• [Task objective]:
What follows is a set of entries. Give them again exactly, without the pictures.

• [Data to use]:

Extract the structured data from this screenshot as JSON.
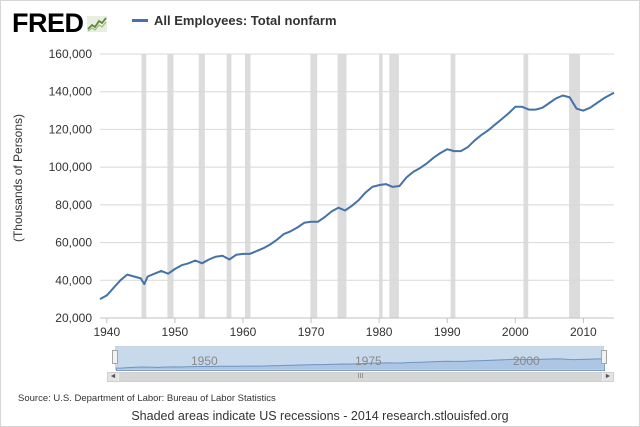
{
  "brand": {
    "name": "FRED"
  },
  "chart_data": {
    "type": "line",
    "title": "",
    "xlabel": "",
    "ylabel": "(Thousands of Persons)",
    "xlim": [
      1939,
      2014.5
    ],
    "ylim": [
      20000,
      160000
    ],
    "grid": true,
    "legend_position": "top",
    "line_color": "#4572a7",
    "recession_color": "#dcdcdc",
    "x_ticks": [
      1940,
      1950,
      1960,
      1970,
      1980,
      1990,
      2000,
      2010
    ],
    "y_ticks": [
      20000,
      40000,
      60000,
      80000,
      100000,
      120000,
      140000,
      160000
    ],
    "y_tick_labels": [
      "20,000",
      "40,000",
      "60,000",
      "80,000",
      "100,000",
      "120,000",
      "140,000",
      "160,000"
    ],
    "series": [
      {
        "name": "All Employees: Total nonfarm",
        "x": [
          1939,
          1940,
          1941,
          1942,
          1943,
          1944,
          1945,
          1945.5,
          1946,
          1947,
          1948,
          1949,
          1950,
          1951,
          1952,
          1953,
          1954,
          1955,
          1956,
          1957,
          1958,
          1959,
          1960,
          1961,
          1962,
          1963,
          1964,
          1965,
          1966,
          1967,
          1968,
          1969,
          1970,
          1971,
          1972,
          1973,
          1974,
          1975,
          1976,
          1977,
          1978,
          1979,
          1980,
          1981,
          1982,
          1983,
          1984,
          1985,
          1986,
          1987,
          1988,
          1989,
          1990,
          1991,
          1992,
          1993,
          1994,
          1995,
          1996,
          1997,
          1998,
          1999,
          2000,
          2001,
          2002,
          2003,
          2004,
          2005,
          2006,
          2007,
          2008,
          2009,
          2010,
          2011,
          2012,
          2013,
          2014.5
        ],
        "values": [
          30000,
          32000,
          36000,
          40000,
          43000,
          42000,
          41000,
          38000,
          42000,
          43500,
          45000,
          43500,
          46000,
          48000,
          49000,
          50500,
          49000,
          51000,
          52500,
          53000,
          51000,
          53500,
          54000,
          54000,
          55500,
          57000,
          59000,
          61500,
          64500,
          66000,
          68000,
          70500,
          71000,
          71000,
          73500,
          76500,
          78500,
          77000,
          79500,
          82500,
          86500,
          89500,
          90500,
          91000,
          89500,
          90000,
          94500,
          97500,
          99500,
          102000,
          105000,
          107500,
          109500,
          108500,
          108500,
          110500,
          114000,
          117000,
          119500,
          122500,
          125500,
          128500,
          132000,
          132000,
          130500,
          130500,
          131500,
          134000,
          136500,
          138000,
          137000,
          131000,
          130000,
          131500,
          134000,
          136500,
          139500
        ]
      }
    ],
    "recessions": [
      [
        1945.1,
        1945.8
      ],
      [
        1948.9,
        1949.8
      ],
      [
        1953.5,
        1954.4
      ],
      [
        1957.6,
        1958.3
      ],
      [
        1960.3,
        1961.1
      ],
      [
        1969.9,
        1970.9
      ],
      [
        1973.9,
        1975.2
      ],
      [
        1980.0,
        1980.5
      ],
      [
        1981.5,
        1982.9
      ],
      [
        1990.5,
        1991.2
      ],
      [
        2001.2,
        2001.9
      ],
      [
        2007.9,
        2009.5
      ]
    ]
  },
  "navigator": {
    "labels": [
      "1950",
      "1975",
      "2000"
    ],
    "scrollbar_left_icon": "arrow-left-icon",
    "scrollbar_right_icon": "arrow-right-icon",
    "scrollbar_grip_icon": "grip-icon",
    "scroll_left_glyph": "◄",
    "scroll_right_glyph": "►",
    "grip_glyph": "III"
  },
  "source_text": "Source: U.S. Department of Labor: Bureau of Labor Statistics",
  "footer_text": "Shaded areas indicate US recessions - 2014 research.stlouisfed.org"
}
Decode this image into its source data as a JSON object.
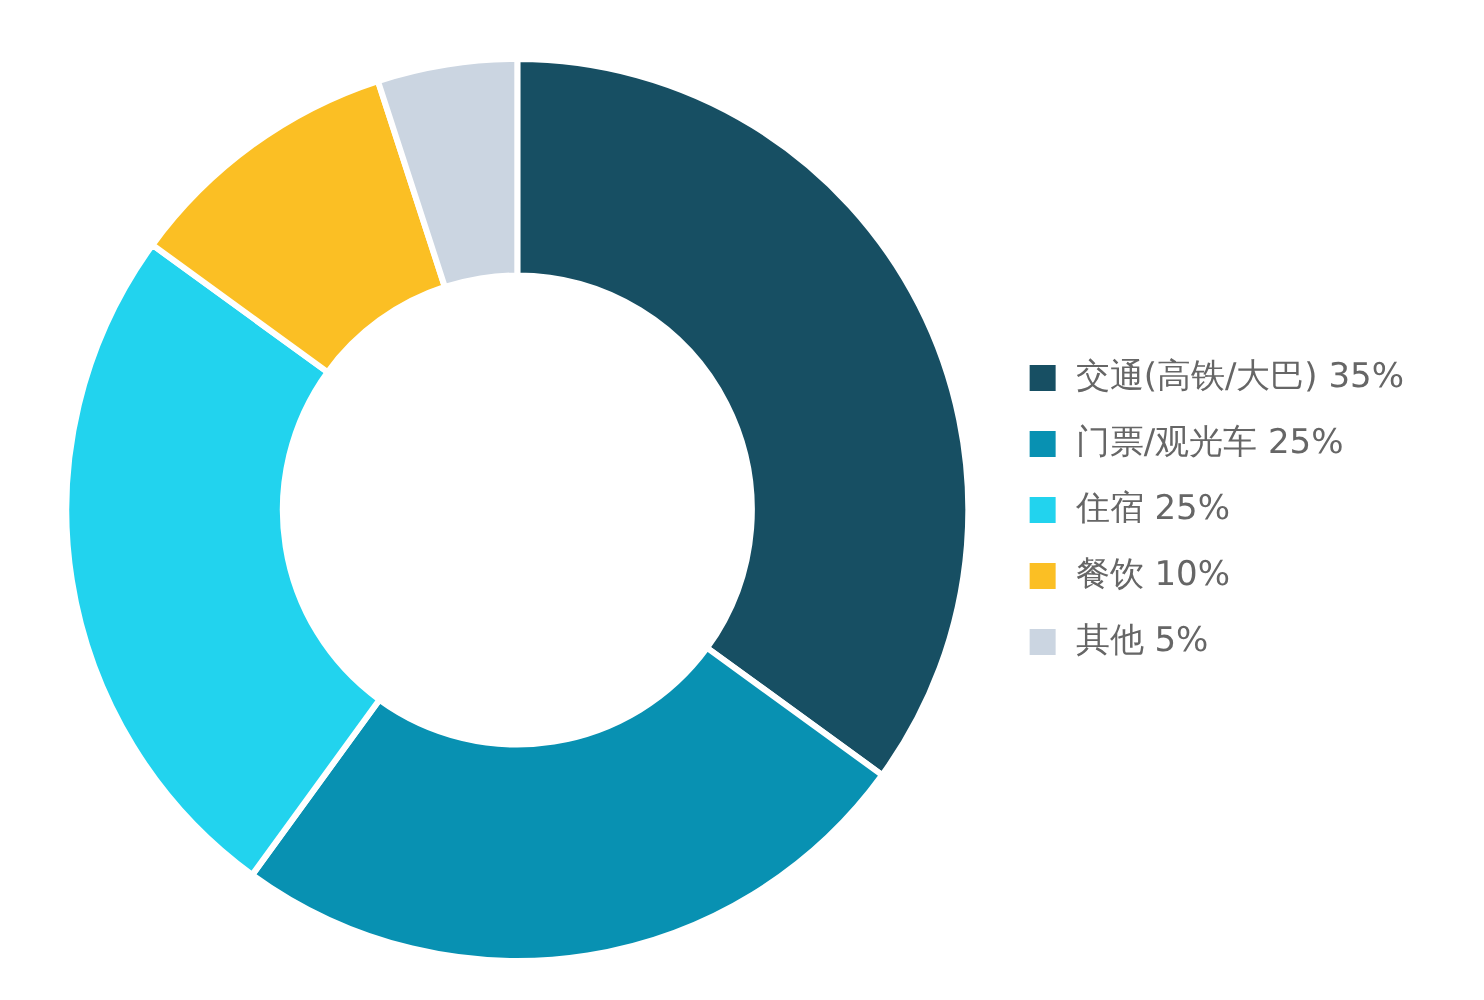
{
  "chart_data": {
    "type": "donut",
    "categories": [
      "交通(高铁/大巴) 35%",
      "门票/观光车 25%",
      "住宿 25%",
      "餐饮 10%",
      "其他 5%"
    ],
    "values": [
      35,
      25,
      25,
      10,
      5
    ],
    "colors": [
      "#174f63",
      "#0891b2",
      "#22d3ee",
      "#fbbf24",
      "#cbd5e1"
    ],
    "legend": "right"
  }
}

• [Completed exercise]:
Extract the structured data from this screenshot as JSON.
{
  "brand": {
    "name": "FRED"
  },
  "chart_data": {
    "type": "line",
    "title": "",
    "xlabel": "",
    "ylabel": "(Thousands of Persons)",
    "xlim": [
      1939,
      2014.5
    ],
    "ylim": [
      20000,
      160000
    ],
    "grid": true,
    "legend_position": "top",
    "line_color": "#4572a7",
    "recession_color": "#dcdcdc",
    "x_ticks": [
      1940,
      1950,
      1960,
      1970,
      1980,
      1990,
      2000,
      2010
    ],
    "y_ticks": [
      20000,
      40000,
      60000,
      80000,
      100000,
      120000,
      140000,
      160000
    ],
    "y_tick_labels": [
      "20,000",
      "40,000",
      "60,000",
      "80,000",
      "100,000",
      "120,000",
      "140,000",
      "160,000"
    ],
    "series": [
      {
        "name": "All Employees: Total nonfarm",
        "x": [
          1939,
          1940,
          1941,
          1942,
          1943,
          1944,
          1945,
          1945.5,
          1946,
          1947,
          1948,
          1949,
          1950,
          1951,
          1952,
          1953,
          1954,
          1955,
          1956,
          1957,
          1958,
          1959,
          1960,
          1961,
          1962,
          1963,
          1964,
          1965,
          1966,
          1967,
          1968,
          1969,
          1970,
          1971,
          1972,
          1973,
          1974,
          1975,
          1976,
          1977,
          1978,
          1979,
          1980,
          1981,
          1982,
          1983,
          1984,
          1985,
          1986,
          1987,
          1988,
          1989,
          1990,
          1991,
          1992,
          1993,
          1994,
          1995,
          1996,
          1997,
          1998,
          1999,
          2000,
          2001,
          2002,
          2003,
          2004,
          2005,
          2006,
          2007,
          2008,
          2009,
          2010,
          2011,
          2012,
          2013,
          2014.5
        ],
        "values": [
          30000,
          32000,
          36000,
          40000,
          43000,
          42000,
          41000,
          38000,
          42000,
          43500,
          45000,
          43500,
          46000,
          48000,
          49000,
          50500,
          49000,
          51000,
          52500,
          53000,
          51000,
          53500,
          54000,
          54000,
          55500,
          57000,
          59000,
          61500,
          64500,
          66000,
          68000,
          70500,
          71000,
          71000,
          73500,
          76500,
          78500,
          77000,
          79500,
          82500,
          86500,
          89500,
          90500,
          91000,
          89500,
          90000,
          94500,
          97500,
          99500,
          102000,
          105000,
          107500,
          109500,
          108500,
          108500,
          110500,
          114000,
          117000,
          119500,
          122500,
          125500,
          128500,
          132000,
          132000,
          130500,
          130500,
          131500,
          134000,
          136500,
          138000,
          137000,
          131000,
          130000,
          131500,
          134000,
          136500,
          139500
        ]
      }
    ],
    "recessions": [
      [
        1945.1,
        1945.8
      ],
      [
        1948.9,
        1949.8
      ],
      [
        1953.5,
        1954.4
      ],
      [
        1957.6,
        1958.3
      ],
      [
        1960.3,
        1961.1
      ],
      [
        1969.9,
        1970.9
      ],
      [
        1973.9,
        1975.2
      ],
      [
        1980.0,
        1980.5
      ],
      [
        1981.5,
        1982.9
      ],
      [
        1990.5,
        1991.2
      ],
      [
        2001.2,
        2001.9
      ],
      [
        2007.9,
        2009.5
      ]
    ]
  },
  "navigator": {
    "labels": [
      "1950",
      "1975",
      "2000"
    ],
    "scrollbar_left_icon": "arrow-left-icon",
    "scrollbar_right_icon": "arrow-right-icon",
    "scrollbar_grip_icon": "grip-icon",
    "scroll_left_glyph": "◄",
    "scroll_right_glyph": "►",
    "grip_glyph": "III"
  },
  "source_text": "Source: U.S. Department of Labor: Bureau of Labor Statistics",
  "footer_text": "Shaded areas indicate US recessions - 2014 research.stlouisfed.org"
}
Decode this image into its source data as a JSON object.
{
  "chart_data": {
    "type": "donut",
    "categories": [
      "交通(高铁/大巴) 35%",
      "门票/观光车 25%",
      "住宿 25%",
      "餐饮 10%",
      "其他 5%"
    ],
    "values": [
      35,
      25,
      25,
      10,
      5
    ],
    "colors": [
      "#174f63",
      "#0891b2",
      "#22d3ee",
      "#fbbf24",
      "#cbd5e1"
    ],
    "legend": "right"
  }
}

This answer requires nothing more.